§ WHAT TO PRODUCE: Omit all pictures, then retype the data exactly as given.

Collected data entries
>>>
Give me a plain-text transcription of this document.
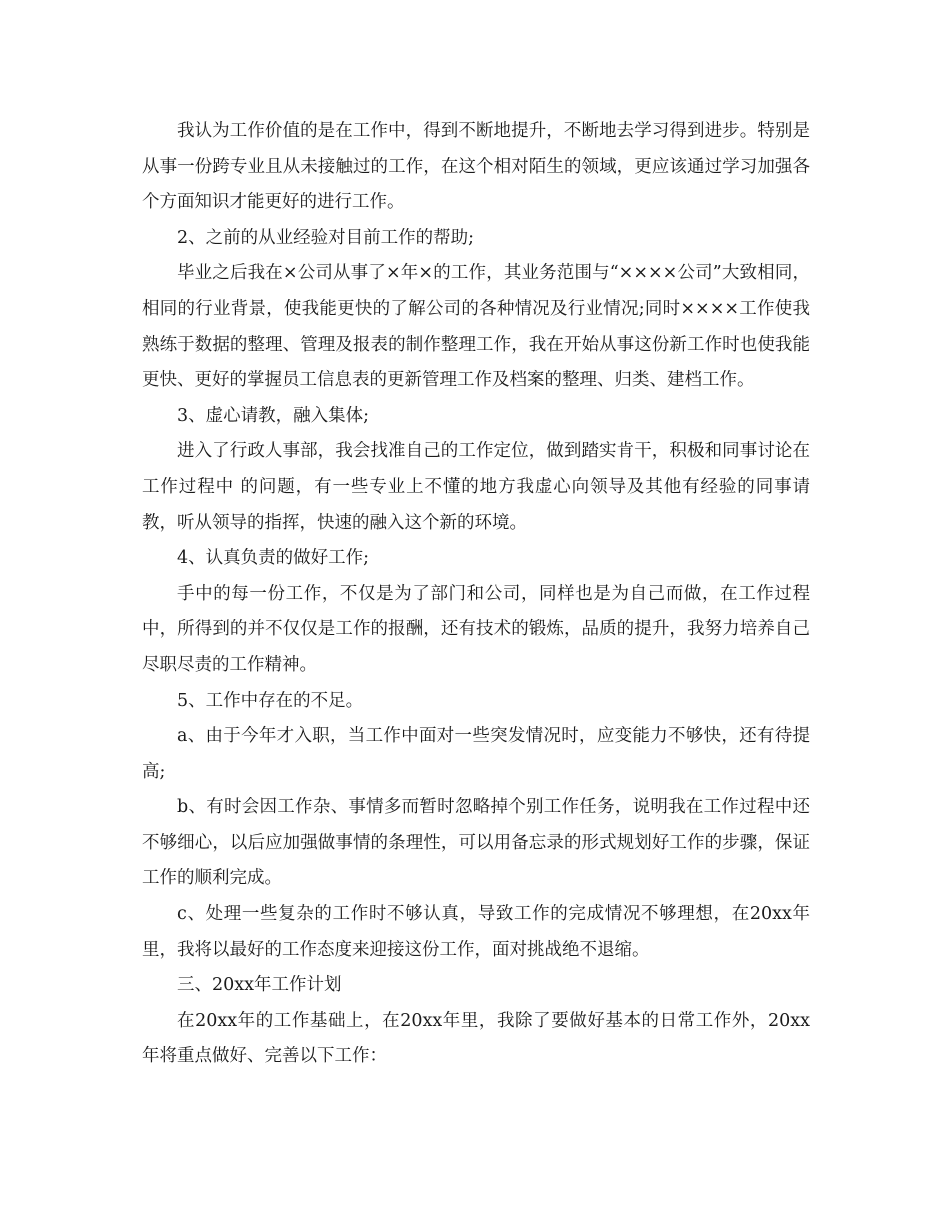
我认为工作价值的是在工作中，得到不断地提升，不断地去学习得到进步。特别是从事一份跨专业且从未接触过的工作，在这个相对陌生的领域，更应该通过学习加强各个方面知识才能更好的进行工作。

2、之前的从业经验对目前工作的帮助;

毕业之后我在×公司从事了×年×的工作，其业务范围与“××××公司”大致相同，相同的行业背景，使我能更快的了解公司的各种情况及行业情况;同时××××工作使我熟练于数据的整理、管理及报表的制作整理工作，我在开始从事这份新工作时也使我能更快、更好的掌握员工信息表的更新管理工作及档案的整理、归类、建档工作。

3、虚心请教，融入集体;

进入了行政人事部，我会找准自己的工作定位，做到踏实肯干，积极和同事讨论在工作过程中 的问题，有一些专业上不懂的地方我虚心向领导及其他有经验的同事请教，听从领导的指挥，快速的融入这个新的环境。

4、认真负责的做好工作;

手中的每一份工作，不仅是为了部门和公司，同样也是为自己而做，在工作过程中，所得到的并不仅仅是工作的报酬，还有技术的锻炼，品质的提升，我努力培养自己尽职尽责的工作精神。

5、工作中存在的不足。

a、由于今年才入职，当工作中面对一些突发情况时，应变能力不够快，还有待提高;

b、有时会因工作杂、事情多而暂时忽略掉个别工作任务，说明我在工作过程中还不够细心，以后应加强做事情的条理性，可以用备忘录的形式规划好工作的步骤，保证工作的顺利完成。

c、处理一些复杂的工作时不够认真，导致工作的完成情况不够理想，在20xx年里，我将以最好的工作态度来迎接这份工作，面对挑战绝不退缩。

三、20xx年工作计划

在20xx年的工作基础上，在20xx年里，我除了要做好基本的日常工作外，20xx年将重点做好、完善以下工作：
<<<
§ TASK ANSWER:
Give me a plain-text transcription of this document.
我认为工作价值的是在工作中，得到不断地提升，不断地去学习得到进步。特别是从事一份跨专业且从未接触过的工作，在这个相对陌生的领域，更应该通过学习加强各个方面知识才能更好的进行工作。

2、之前的从业经验对目前工作的帮助;

毕业之后我在×公司从事了×年×的工作，其业务范围与“××××公司”大致相同，相同的行业背景，使我能更快的了解公司的各种情况及行业情况;同时××××工作使我熟练于数据的整理、管理及报表的制作整理工作，我在开始从事这份新工作时也使我能更快、更好的掌握员工信息表的更新管理工作及档案的整理、归类、建档工作。

3、虚心请教，融入集体;

进入了行政人事部，我会找准自己的工作定位，做到踏实肯干，积极和同事讨论在工作过程中 的问题，有一些专业上不懂的地方我虚心向领导及其他有经验的同事请教，听从领导的指挥，快速的融入这个新的环境。

4、认真负责的做好工作;

手中的每一份工作，不仅是为了部门和公司，同样也是为自己而做，在工作过程中，所得到的并不仅仅是工作的报酬，还有技术的锻炼，品质的提升，我努力培养自己尽职尽责的工作精神。

5、工作中存在的不足。

a、由于今年才入职，当工作中面对一些突发情况时，应变能力不够快，还有待提高;

b、有时会因工作杂、事情多而暂时忽略掉个别工作任务，说明我在工作过程中还不够细心，以后应加强做事情的条理性，可以用备忘录的形式规划好工作的步骤，保证工作的顺利完成。

c、处理一些复杂的工作时不够认真，导致工作的完成情况不够理想，在20xx年里，我将以最好的工作态度来迎接这份工作，面对挑战绝不退缩。

三、20xx年工作计划

在20xx年的工作基础上，在20xx年里，我除了要做好基本的日常工作外，20xx年将重点做好、完善以下工作：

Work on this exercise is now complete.